-- START Supplied material --
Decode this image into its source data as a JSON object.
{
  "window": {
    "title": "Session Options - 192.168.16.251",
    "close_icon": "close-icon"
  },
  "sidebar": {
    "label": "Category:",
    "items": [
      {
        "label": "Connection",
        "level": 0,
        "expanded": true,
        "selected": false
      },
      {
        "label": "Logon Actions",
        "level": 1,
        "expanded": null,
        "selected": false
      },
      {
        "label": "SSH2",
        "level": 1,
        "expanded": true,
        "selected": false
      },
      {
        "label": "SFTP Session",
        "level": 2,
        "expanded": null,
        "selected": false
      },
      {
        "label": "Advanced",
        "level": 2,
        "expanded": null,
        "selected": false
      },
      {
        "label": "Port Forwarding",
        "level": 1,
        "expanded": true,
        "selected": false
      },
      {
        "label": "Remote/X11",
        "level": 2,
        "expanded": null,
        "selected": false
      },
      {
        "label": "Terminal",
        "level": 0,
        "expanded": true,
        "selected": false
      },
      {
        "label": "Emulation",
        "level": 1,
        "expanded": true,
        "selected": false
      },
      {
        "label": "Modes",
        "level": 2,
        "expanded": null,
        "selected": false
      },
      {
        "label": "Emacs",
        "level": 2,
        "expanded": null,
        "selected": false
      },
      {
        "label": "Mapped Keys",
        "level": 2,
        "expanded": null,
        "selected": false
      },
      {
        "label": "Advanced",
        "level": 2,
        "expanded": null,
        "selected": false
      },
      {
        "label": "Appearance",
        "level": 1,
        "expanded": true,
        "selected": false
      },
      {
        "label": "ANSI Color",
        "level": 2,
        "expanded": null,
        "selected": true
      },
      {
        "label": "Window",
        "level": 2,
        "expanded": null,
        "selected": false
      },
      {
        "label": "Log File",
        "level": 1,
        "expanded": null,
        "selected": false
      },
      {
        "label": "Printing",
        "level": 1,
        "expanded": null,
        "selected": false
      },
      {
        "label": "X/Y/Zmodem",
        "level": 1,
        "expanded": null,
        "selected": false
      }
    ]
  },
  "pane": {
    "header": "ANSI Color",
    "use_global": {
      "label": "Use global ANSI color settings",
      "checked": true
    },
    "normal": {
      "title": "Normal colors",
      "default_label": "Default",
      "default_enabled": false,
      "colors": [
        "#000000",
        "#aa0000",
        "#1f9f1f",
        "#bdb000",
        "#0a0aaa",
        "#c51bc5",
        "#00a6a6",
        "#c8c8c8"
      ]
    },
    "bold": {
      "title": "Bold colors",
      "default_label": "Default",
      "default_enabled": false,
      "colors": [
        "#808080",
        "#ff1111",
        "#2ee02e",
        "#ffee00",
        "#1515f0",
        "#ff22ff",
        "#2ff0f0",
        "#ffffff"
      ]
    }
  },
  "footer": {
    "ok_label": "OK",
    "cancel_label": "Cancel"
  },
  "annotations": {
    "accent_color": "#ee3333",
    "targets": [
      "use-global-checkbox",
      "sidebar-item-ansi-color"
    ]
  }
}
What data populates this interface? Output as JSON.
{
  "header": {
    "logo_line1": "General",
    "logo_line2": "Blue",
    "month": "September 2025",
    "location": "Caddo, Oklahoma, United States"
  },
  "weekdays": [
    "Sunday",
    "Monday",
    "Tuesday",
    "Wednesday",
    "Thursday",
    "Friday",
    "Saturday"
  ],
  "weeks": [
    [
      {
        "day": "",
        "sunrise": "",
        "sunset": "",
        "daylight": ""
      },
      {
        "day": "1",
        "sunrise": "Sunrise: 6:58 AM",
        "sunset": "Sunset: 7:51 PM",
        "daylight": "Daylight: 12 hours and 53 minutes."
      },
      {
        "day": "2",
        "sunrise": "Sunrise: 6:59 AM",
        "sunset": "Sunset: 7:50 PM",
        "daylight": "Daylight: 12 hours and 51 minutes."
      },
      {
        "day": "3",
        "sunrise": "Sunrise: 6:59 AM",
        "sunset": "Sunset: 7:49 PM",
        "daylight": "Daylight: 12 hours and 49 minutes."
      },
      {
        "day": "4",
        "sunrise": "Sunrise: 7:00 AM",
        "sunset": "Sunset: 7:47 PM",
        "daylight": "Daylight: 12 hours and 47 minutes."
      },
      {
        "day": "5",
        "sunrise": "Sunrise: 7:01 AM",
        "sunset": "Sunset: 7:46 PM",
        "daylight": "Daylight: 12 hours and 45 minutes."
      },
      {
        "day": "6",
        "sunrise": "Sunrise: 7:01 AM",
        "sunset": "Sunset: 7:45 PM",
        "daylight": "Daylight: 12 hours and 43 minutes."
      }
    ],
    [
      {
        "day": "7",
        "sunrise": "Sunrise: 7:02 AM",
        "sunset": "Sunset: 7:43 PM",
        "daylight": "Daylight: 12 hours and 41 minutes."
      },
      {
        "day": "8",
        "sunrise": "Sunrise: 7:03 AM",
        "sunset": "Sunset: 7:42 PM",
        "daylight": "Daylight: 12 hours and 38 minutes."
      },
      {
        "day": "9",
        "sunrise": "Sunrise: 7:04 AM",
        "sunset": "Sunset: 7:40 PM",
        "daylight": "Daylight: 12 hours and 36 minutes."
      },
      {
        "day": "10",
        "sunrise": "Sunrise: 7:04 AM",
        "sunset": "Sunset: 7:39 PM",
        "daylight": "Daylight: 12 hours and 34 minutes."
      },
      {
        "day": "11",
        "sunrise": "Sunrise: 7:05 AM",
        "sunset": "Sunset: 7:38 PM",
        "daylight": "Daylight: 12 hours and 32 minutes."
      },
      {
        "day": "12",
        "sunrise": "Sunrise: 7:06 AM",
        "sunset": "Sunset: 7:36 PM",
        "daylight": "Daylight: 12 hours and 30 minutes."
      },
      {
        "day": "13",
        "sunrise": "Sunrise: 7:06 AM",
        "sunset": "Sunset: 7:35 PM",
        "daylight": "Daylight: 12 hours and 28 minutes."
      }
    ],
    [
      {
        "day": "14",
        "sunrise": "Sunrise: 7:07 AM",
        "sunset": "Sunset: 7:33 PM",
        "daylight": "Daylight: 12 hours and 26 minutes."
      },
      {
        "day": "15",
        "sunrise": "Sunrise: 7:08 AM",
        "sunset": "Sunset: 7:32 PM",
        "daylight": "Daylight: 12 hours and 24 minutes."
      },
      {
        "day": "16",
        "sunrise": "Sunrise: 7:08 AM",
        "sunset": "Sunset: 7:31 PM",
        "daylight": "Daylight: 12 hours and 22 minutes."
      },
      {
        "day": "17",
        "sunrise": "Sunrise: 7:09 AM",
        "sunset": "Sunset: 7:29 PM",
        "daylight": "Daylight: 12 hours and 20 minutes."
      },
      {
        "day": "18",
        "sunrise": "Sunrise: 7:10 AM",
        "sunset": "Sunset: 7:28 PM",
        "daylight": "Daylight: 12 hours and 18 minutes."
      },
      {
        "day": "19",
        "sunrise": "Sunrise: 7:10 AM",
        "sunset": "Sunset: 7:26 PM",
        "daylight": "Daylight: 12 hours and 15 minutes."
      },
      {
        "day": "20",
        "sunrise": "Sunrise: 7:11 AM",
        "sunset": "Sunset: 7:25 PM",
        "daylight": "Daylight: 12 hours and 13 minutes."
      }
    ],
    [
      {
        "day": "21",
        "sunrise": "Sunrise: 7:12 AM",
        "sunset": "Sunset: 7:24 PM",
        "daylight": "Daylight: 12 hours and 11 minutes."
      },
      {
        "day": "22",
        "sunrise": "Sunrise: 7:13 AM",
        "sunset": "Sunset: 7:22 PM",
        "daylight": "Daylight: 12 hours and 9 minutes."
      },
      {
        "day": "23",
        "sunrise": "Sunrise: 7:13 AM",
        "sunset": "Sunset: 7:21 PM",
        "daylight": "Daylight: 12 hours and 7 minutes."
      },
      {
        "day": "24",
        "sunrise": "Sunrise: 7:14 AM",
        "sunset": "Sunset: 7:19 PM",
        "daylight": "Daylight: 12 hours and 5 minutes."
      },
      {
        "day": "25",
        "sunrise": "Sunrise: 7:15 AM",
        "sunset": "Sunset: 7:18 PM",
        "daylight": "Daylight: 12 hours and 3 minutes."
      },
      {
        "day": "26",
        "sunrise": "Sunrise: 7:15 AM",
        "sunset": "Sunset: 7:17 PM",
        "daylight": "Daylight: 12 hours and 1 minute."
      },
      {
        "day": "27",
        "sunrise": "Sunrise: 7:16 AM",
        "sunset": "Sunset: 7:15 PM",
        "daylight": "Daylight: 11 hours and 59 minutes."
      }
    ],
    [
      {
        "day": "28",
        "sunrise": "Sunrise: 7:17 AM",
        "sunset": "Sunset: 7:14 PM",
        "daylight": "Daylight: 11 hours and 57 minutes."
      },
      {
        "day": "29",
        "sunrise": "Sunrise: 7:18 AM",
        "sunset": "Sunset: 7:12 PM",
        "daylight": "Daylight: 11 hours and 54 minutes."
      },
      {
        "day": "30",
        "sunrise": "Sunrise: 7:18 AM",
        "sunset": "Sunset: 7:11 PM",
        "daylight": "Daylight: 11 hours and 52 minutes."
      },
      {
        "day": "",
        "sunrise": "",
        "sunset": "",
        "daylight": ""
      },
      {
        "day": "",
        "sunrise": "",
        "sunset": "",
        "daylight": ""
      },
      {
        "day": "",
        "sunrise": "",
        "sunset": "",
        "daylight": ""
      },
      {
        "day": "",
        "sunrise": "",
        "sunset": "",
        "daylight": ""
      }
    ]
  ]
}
-- END Supplied material --
● Exercise task: Going through the entries above, tally each line that has the word "Session". Answer with the number only.

● Written answer: 2